#### [What is needed]
Reproduce the records exactly.

Dataset records:
▼▼▼

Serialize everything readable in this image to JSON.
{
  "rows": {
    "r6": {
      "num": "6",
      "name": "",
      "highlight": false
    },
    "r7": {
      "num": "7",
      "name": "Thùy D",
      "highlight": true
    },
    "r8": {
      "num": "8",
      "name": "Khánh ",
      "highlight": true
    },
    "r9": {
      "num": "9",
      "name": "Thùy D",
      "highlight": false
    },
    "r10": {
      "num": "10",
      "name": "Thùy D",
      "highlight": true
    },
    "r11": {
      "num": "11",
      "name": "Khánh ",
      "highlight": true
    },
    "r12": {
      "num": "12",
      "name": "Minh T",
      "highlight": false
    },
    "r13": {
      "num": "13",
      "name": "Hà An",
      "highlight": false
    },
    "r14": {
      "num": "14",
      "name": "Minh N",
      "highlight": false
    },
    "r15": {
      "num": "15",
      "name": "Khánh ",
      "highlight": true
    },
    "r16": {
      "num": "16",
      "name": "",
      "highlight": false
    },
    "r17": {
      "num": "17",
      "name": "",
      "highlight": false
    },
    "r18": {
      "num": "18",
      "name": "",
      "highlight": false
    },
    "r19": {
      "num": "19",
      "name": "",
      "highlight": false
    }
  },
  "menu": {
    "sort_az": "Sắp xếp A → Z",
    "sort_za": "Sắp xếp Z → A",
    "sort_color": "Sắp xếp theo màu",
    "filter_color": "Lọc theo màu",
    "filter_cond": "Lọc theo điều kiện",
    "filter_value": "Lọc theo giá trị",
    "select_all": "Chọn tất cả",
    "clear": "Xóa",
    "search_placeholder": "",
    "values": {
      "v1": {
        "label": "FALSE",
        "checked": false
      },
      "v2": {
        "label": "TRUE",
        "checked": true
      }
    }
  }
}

▲▲▲

#### [Answer to the exercise]
Serialize everything readable in this image to JSON.
{
  "rows": {
    "r6": {
      "num": "6",
      "name": "",
      "highlight": false
    },
    "r7": {
      "num": "7",
      "name": "Thùy D",
      "highlight": true
    },
    "r8": {
      "num": "8",
      "name": "Khánh ",
      "highlight": true
    },
    "r9": {
      "num": "9",
      "name": "Thùy D",
      "highlight": false
    },
    "r10": {
      "num": "10",
      "name": "Thùy D",
      "highlight": true
    },
    "r11": {
      "num": "11",
      "name": "Khánh ",
      "highlight": true
    },
    "r12": {
      "num": "12",
      "name": "Minh T",
      "highlight": false
    },
    "r13": {
      "num": "13",
      "name": "Hà An",
      "highlight": false
    },
    "r14": {
      "num": "14",
      "name": "Minh N",
      "highlight": false
    },
    "r15": {
      "num": "15",
      "name": "Khánh ",
      "highlight": true
    },
    "r16": {
      "num": "16",
      "name": "",
      "highlight": false
    },
    "r17": {
      "num": "17",
      "name": "",
      "highlight": false
    },
    "r18": {
      "num": "18",
      "name": "",
      "highlight": false
    },
    "r19": {
      "num": "19",
      "name": "",
      "highlight": false
    }
  },
  "menu": {
    "sort_az": "Sắp xếp A → Z",
    "sort_za": "Sắp xếp Z → A",
    "sort_color": "Sắp xếp theo màu",
    "filter_color": "Lọc theo màu",
    "filter_cond": "Lọc theo điều kiện",
    "filter_value": "Lọc theo giá trị",
    "select_all": "Chọn tất cả",
    "clear": "Xóa",
    "search_placeholder": "",
    "values": {
      "v1": {
        "label": "FALSE",
        "checked": false
      },
      "v2": {
        "label": "TRUE",
        "checked": true
      }
    }
  }
}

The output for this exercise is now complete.